▶ **PROBLEM TO SOLVE**:
Collect all lines below with the string "retained".

Data records
>> Start
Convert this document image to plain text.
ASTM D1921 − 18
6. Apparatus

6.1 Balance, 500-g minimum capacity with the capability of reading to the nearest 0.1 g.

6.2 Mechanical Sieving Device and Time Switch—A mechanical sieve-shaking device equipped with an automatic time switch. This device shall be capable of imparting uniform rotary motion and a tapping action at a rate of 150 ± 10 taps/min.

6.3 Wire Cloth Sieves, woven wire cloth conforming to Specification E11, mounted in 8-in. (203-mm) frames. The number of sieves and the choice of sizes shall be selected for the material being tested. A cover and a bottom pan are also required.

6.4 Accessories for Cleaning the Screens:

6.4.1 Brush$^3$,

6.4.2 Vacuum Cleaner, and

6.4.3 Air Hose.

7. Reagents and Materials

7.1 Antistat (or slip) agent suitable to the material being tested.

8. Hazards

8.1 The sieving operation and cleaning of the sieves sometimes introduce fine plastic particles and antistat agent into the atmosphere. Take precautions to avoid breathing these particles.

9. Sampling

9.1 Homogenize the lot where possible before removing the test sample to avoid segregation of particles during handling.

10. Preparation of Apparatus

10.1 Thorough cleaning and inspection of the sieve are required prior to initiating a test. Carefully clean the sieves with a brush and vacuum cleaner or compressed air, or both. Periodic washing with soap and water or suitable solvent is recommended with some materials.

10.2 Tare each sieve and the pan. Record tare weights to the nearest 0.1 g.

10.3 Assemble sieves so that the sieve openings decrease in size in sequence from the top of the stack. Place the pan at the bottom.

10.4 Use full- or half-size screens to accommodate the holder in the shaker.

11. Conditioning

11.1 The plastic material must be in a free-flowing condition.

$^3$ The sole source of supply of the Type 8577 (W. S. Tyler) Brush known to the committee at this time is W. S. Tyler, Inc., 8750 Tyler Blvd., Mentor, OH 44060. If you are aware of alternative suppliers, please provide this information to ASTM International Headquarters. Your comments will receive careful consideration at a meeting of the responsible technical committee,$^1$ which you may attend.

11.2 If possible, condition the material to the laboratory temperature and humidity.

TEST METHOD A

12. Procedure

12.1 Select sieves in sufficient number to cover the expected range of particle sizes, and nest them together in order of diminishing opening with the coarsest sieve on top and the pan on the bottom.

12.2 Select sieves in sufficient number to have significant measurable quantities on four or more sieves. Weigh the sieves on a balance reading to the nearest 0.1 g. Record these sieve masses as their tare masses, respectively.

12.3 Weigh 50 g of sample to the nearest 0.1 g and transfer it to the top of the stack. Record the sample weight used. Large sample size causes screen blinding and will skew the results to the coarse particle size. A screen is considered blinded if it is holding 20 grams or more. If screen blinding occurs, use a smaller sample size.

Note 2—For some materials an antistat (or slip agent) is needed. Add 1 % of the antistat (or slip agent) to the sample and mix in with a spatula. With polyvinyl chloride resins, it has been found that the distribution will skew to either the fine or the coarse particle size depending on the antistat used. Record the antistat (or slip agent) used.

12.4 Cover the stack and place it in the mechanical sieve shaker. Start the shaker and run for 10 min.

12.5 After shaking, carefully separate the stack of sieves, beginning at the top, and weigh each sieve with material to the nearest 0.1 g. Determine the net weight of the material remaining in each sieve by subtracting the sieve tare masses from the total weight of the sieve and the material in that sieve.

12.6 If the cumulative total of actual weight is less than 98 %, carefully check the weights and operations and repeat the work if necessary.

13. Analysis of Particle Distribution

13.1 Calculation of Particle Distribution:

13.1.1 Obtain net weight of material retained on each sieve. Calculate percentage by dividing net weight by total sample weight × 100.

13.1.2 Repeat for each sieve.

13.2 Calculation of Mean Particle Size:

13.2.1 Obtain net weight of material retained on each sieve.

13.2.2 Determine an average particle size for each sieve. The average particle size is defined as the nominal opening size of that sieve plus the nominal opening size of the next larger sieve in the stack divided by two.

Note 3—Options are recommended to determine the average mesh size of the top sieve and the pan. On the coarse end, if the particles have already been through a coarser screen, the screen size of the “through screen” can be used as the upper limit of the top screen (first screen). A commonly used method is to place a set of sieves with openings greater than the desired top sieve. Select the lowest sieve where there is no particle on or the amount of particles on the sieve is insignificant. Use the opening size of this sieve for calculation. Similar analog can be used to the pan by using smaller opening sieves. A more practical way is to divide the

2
>> End
▶ **SOLVED EXERCISE**:
13.1.1 Obtain net weight of material retained on each sieve. Calculate percentage by dividing net weight by total sample weight × 100.
13.2.1 Obtain net weight of material retained on each sieve.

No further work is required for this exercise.